### Given request
Locate the string "российского" in the listing below. Copy every line where it is found.

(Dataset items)
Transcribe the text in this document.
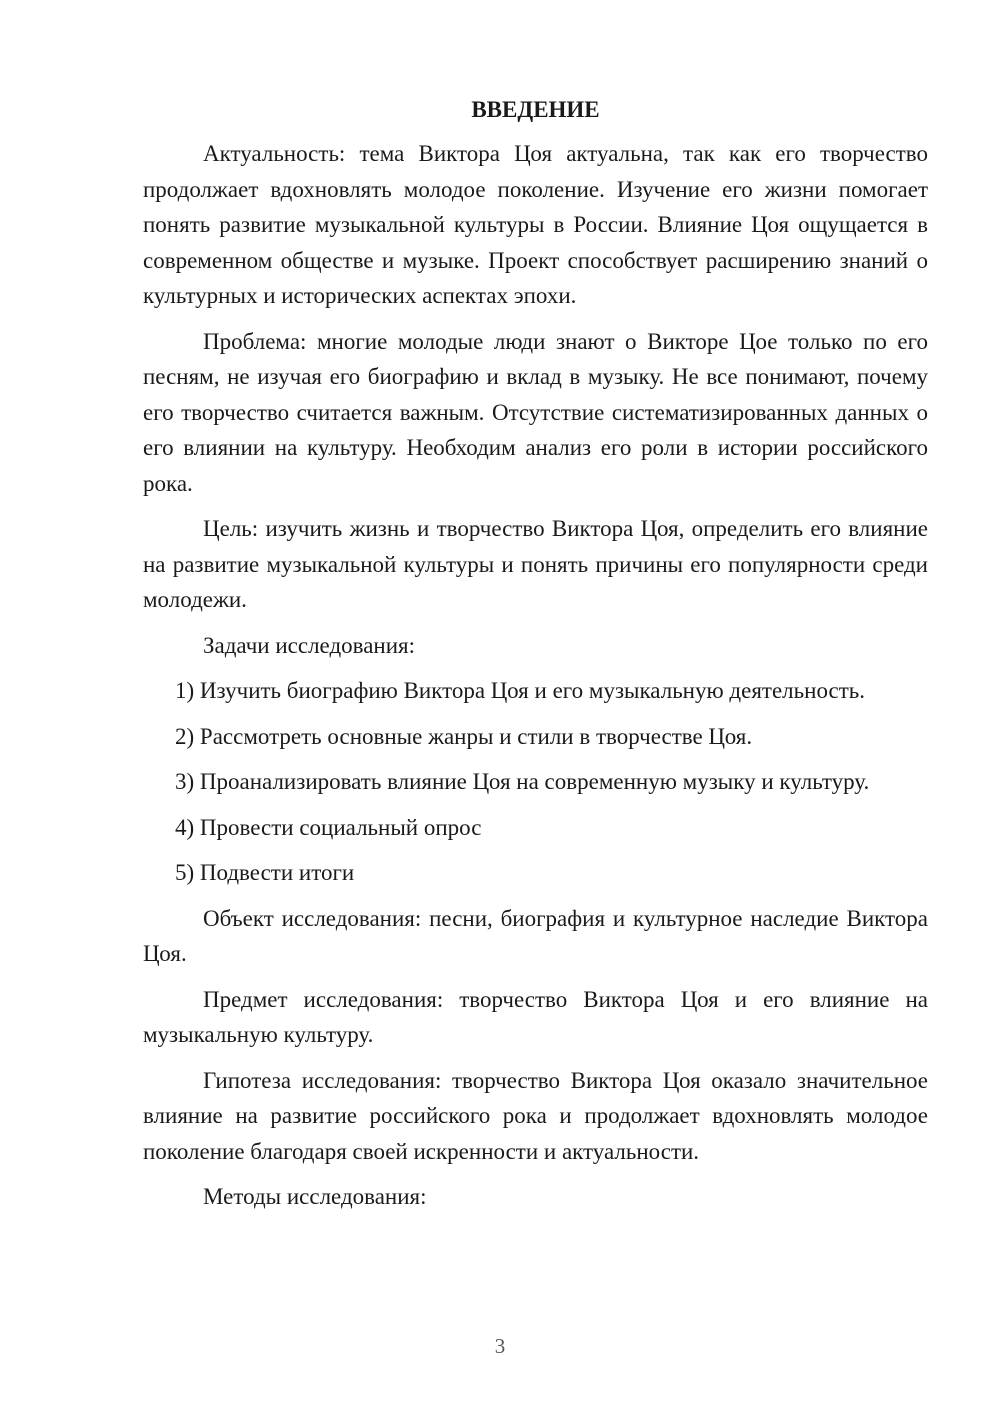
ВВЕДЕНИЕ

Актуальность: тема Виктора Цоя актуальна, так как его творчество продолжает вдохновлять молодое поколение. Изучение его жизни помогает понять развитие музыкальной культуры в России. Влияние Цоя ощущается в современном обществе и музыке. Проект способствует расширению знаний о культурных и исторических аспектах эпохи.

Проблема: многие молодые люди знают о Викторе Цое только по его песням, не изучая его биографию и вклад в музыку. Не все понимают, почему его творчество считается важным. Отсутствие систематизированных данных о его влиянии на культуру. Необходим анализ его роли в истории российского рока.

Цель: изучить жизнь и творчество Виктора Цоя, определить его влияние на развитие музыкальной культуры и понять причины его популярности среди молодежи.

Задачи исследования:

1) Изучить биографию Виктора Цоя и его музыкальную деятельность.

2) Рассмотреть основные жанры и стили в творчестве Цоя.

3) Проанализировать влияние Цоя на современную музыку и культуру.

4) Провести социальный опрос

5) Подвести итоги

Объект исследования: песни, биография и культурное наследие Виктора Цоя.

Предмет исследования: творчество Виктора Цоя и его влияние на музыкальную культуру.

Гипотеза исследования: творчество Виктора Цоя оказало значительное влияние на развитие российского рока и продолжает вдохновлять молодое поколение благодаря своей искренности и актуальности.

Методы исследования:

3
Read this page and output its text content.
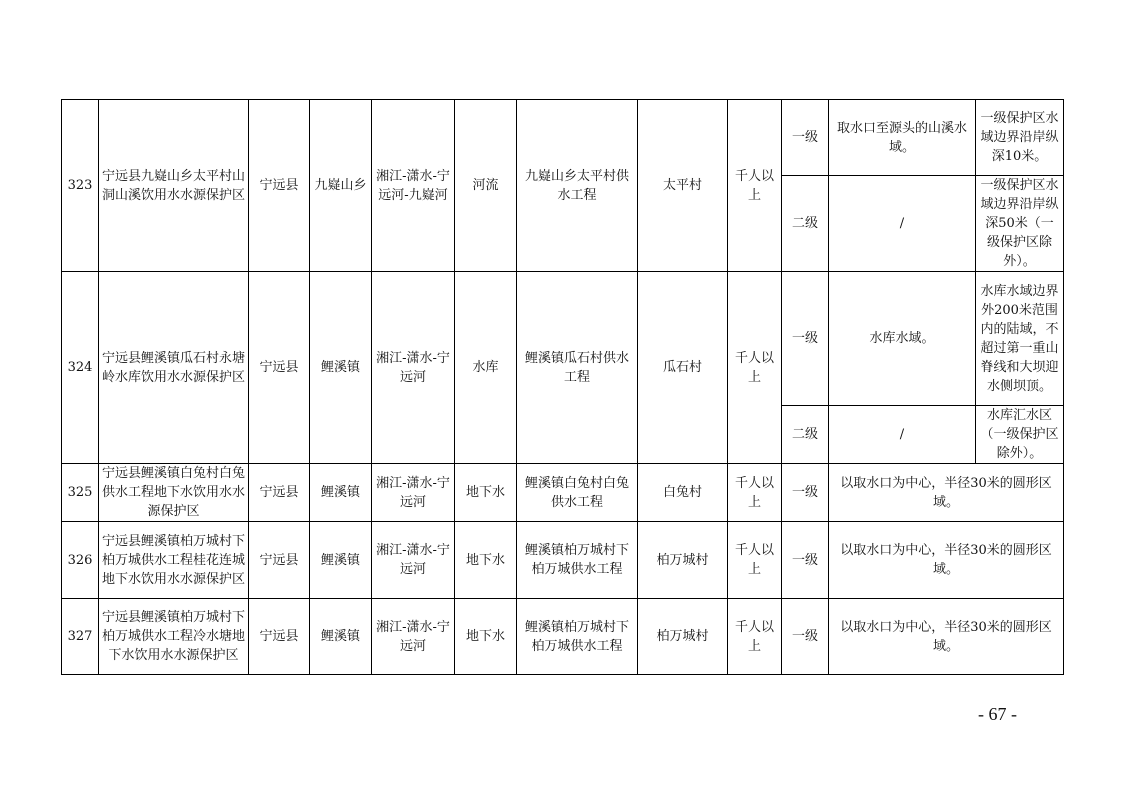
323	宁远县九嶷山乡太平村山洞山溪饮用水水源保护区	宁远县	九嶷山乡	湘江-潇水-宁远河-九嶷河	河流	九嶷山乡太平村供水工程	太平村	千人以上	一级	取水口至源头的山溪水域。	一级保护区水域边界沿岸纵深10米。
									二级	/	一级保护区水域边界沿岸纵深50米（一级保护区除外）。
324	宁远县鲤溪镇瓜石村永塘岭水库饮用水水源保护区	宁远县	鲤溪镇	湘江-潇水-宁远河	水库	鲤溪镇瓜石村供水工程	瓜石村	千人以上	一级	水库水域。	水库水域边界外200米范围内的陆域，不超过第一重山脊线和大坝迎水侧坝顶。
									二级	/	水库汇水区（一级保护区除外）。
325	宁远县鲤溪镇白兔村白兔供水工程地下水饮用水水源保护区	宁远县	鲤溪镇	湘江-潇水-宁远河	地下水	鲤溪镇白兔村白兔供水工程	白兔村	千人以上	一级	以取水口为中心，半径30米的圆形区域。	
326	宁远县鲤溪镇柏万城村下柏万城供水工程桂花连城地下水饮用水水源保护区	宁远县	鲤溪镇	湘江-潇水-宁远河	地下水	鲤溪镇柏万城村下柏万城供水工程	柏万城村	千人以上	一级	以取水口为中心，半径30米的圆形区域。	
327	宁远县鲤溪镇柏万城村下柏万城供水工程冷水塘地下水饮用水水源保护区	宁远县	鲤溪镇	湘江-潇水-宁远河	地下水	鲤溪镇柏万城村下柏万城供水工程	柏万城村	千人以上	一级	以取水口为中心，半径30米的圆形区域。	
- 67 -
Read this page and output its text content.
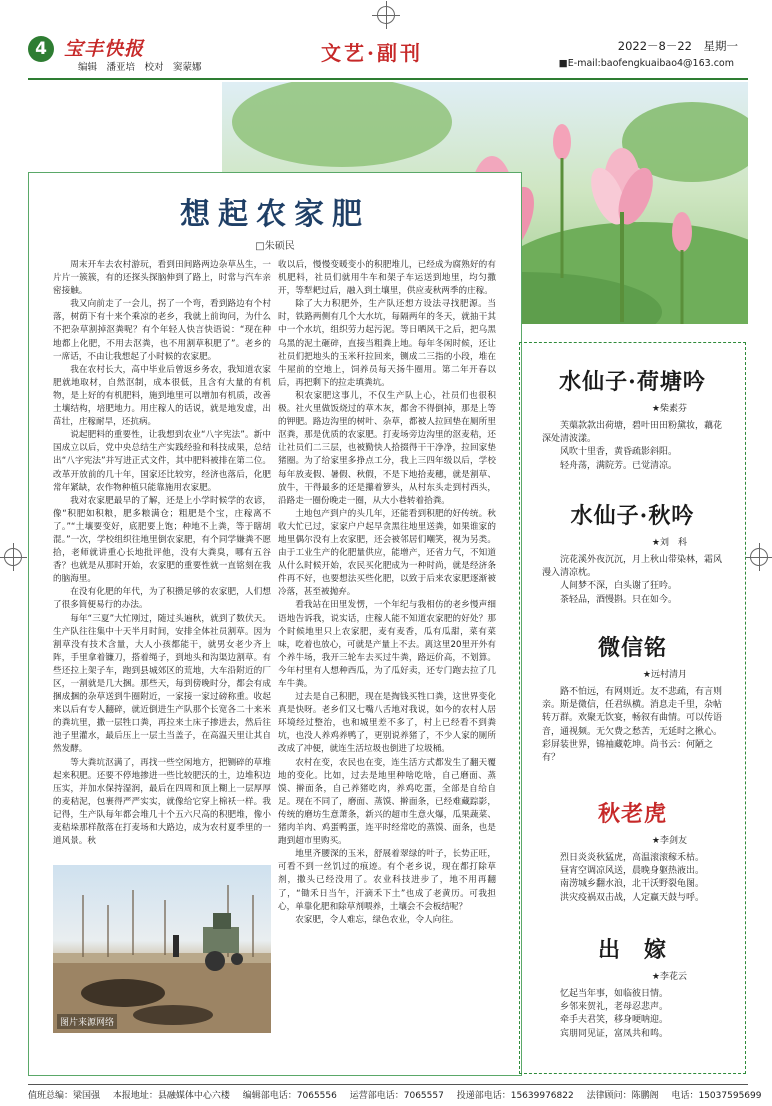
4 宝丰快报
编辑　潘亚培　校对　窦蒙娜
文艺·副刊	2022－8－22　星期一
■E-mail:baofengkuaibao4@163.com
想起农家肥
□朱硕民

周末开车去农村游玩，看到田间路两边杂草丛生，一片片一簇簇，有的还探头探脑伸到了路上，时常与汽车亲密接触。

我又向前走了一会儿，拐了一个弯，看到路边有个村落，树荫下有十来个乘凉的老乡，我就上前询问，为什么不把杂草割掉沤粪呢？有个年轻人快言快语说：“现在种地都上化肥，不用去沤粪，也不用割草积肥了”。老乡的一席话，不由让我想起了小时候的农家肥。

我在农村长大，高中毕业后曾返乡务农，我知道农家肥就地取材，自然沤制，成本很低，且含有大量的有机物，是上好的有机肥料，施到地里可以增加有机质，改善土壤结构，培肥地力。用庄稼人的话说，就是地发虚，出苗壮，庄稼耐旱，还抗病。

说起肥料的重要性，让我想到农业“八字宪法”。新中国成立以后，党中央总结生产实践经验和科技成果，总结出“八字宪法”并写进正式文件，其中肥料被排在第二位。改革开放前的几十年，国家还比较穷，经济也落后，化肥常年紧缺，农作物种植只能靠施用农家肥。

我对农家肥最早的了解，还是上小学时候学的农谚，像“积肥如积粮，肥多粮满仓；粗肥是个宝，庄稼离不了。”“土壤要变好，底肥要上饱；种地不上粪，等于瞎胡混。”一次，学校组织往地里倒农家肥，有个同学嫌粪不愿拾，老师就讲重心长地批评他，没有大粪臭，哪有五谷香？也就是从那时开始，农家肥的重要性就一直铭刻在我的脑海里。

在没有化肥的年代，为了积攒足够的农家肥，人们想了很多简便易行的办法。

每年“三夏”大忙刚过，随过头遍秋，就到了数伏天。生产队往往集中十天半月时间，安排全体社员割草。因为割草没有技术含量，大人小孩都能干，就男女老少齐上阵，手里拿着镰刀，搭着绳子，到地头和沟渠边割草。有些还拉上架子车，跑到县城郊区的荒地，大车沿附近的厂区，一割就是几大捆。那些天，每到傍晚时分，都会有成捆成捆的杂草送到牛圈附近，一家接一家过磅称重。收起来以后有专人翻碎，就近倒进生产队那个长宽各二十来米的粪坑里，撒一层牲口粪，再拉来土床子掺进去，然后往池子里灌水，最后压上一层土当盖子，在高温天里让其自然发酵。

等大粪坑沤满了，再找一些空闲地方，把铡碎的草堆起来积肥。还要不停地掺进一些比较肥沃的土，边堆积边压实，并加水保持湿润，最后在四周和顶上糊上一层厚厚的麦秸泥，包裹得严严实实，就像给它穿上棉袄一样。我记得，生产队每年都会堆几十个五六尺高的积肥堆，像小麦秸垛那样散落在打麦场和大路边，成为农村夏季里的一道风景。秋

收以后，慢慢变暖变小的积肥堆儿，已经成为腐熟好的有机肥料，社员们就用牛车和架子车运送到地里，均匀撒开，等犁耙过后，融入到土壤里，供应麦秋两季的庄稼。

除了大力积肥外，生产队还想方设法寻找肥源。当时，铁路两侧有几个大水坑，每隔两年的冬天，就抽干其中一个水坑，组织劳力起污泥。等日晒风干之后，把乌黑乌黑的泥土砸碎，直接当粗粪上地。每年冬闲时候，还让社员们把地头的玉米秆拉回来，铡成二三指的小段，堆在牛屋前的空地上，饲养员每天扬牛圈用。第二年开春以后，再把剩下的拉走填粪坑。

积农家肥这事儿，不仅生产队上心，社员们也很积极。社火里做饭烧过的草木灰，都舍不得倒掉，那是上等的钾肥。路边沟里的树叶、杂草，都被人拉回垫在厕所里沤粪，那是优质的农家肥。打麦场旁边沟里的沤麦秸，还让社员们二三层，也被勤快人拾掇得干干净净，拉回家垫猪圈。为了给家里多挣点工分，我上三四年级以后，学校每年放麦假、暑假、秋假，不是下地拾麦穗，就是割草、放牛，干得最多的还是攥着箩头，从村东头走到村西头，沿路走一圈份晚走一圈，从大小巷转着拾粪。

土地包产到户的头几年，还能看到积肥的好传统。秋收大忙已过，家家户户起早贪黑往地里送粪，如果谁家的地里偶尔没有上农家肥，还会被邻居们嘲笑，视为另类。由于工业生产的化肥量供应，能增产，还省力气，不知道从什么时候开始，农民买化肥成为一种时尚，就是经济条件再不好，也要想法买些化肥，以致于后来农家肥逐渐被冷落，甚至被抛弃。

看我站在田里发愣，一个年纪与我相仿的老乡慢声细语地告诉我，说实话，庄稼人能不知道农家肥的好处？那个时候地里只上农家肥，麦有麦香，瓜有瓜甜，菜有菜味，吃着也放心，可就是产量上不去。离这里20里开外有个养牛场，我开三轮车去买过牛粪，路远价高，不划算。今年村里有人想种西瓜，为了瓜好卖，还专门跑去拉了几车牛粪。

过去是自己积肥，现在是掏钱买牲口粪，这世界变化真是快呀。老乡们又七嘴八舌地对我说，如今的农村人居环境经过整治，也和城里差不多了，村上已经看不到粪坑，也没人养鸡养鸭了，更别说养猪了，不少人家的厕所改成了冲便，就连生活垃圾也倒进了垃圾桶。

农村在变，农民也在变，连生活方式都发生了翻天覆地的变化。比如，过去是地里种啥吃啥，自己磨面、蒸馍、擀面条，自己养猪吃肉，养鸡吃蛋，全部是自给自足。现在不同了，磨面、蒸馍、擀面条，已经难藏踪影，传统的磨坊生意萧条，新兴的超市生意火爆，瓜果蔬菜、猪肉羊肉、鸡蛋鸭蛋，连平时经常吃的蒸馍、面条，也是跑到超市里购买。

地里齐腰深的玉米，舒展着翠绿的叶子，长势正旺，可看不到一丝饥过的痕迹。有个老乡说，现在都打除草剂，撒头已经没用了。农业科技进步了，地不用再翻了，“锄禾日当午，汗滴禾下土”也成了老黄历。可我担心，单靠化肥和除草剂喂养，土壤会不会板结呢？

农家肥，令人难忘，绿色农业，令人向往。

图片来源网络
水仙子·荷塘吟
★柴素芬
芙蕖款款出荷塘，碧叶田田粉黛妆，藕花深处清波漾。
风吹十里香，黄昏疏影斜阳。
轻舟荡，满院芳。已觉清凉。
水仙子·秋吟
★刘　科
浣花溪外夜沉沉，月上秋山带染林，霜风漫入清凉枕。
人间梦不深，白头谢了狂吟。
茶轻品，酒慢斟。只在如今。
微信铭
★远村清月
路不怕远，有网则近。友不悲疏，有言则亲。斯是微信，任君纵横。消息走千里，杂帖转万群。欢聚无饮宴，畅叙有曲情。可以传语音，通视频。无欠费之愁苦，无延时之揪心。彩屏装世界，锦袖藏乾坤。尚书云：何陋之有？
秋老虎
★李剑友
烈日炎炎秋猛虎，高温滚滚稼禾枯。
昼宵空调凉风送，晨晚身躯热液出。
南涝城乡翻水浪，北干沃野裂龟图。
洪灾疫祸双击战，人定赢天鼓与呼。
出　嫁
★李花云
忆起当年事，如临彼日情。
乡邻来贺礼，老母忍悲声。
牵手夫君笑，移身哽呐迎。
宾朋同见证，富凤共和鸣。
值班总编：梁国强 本报地址：县融媒体中心六楼 编辑部电话：7065556 运营部电话：7065557 投递部电话：15639976822 法律顾问：陈鹏阁 电话：15037595699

### The completed task
Проблема: многие молодые люди знают о Викторе Цое только по его песням, не изучая его биографию и вклад в музыку. Не все понимают, почему его творчество считается важным. Отсутствие систематизированных данных о его влиянии на культуру. Необходим анализ его роли в истории российского рока.
Гипотеза исследования: творчество Виктора Цоя оказало значительное влияние на развитие российского рока и продолжает вдохновлять молодое поколение благодаря своей искренности и актуальности.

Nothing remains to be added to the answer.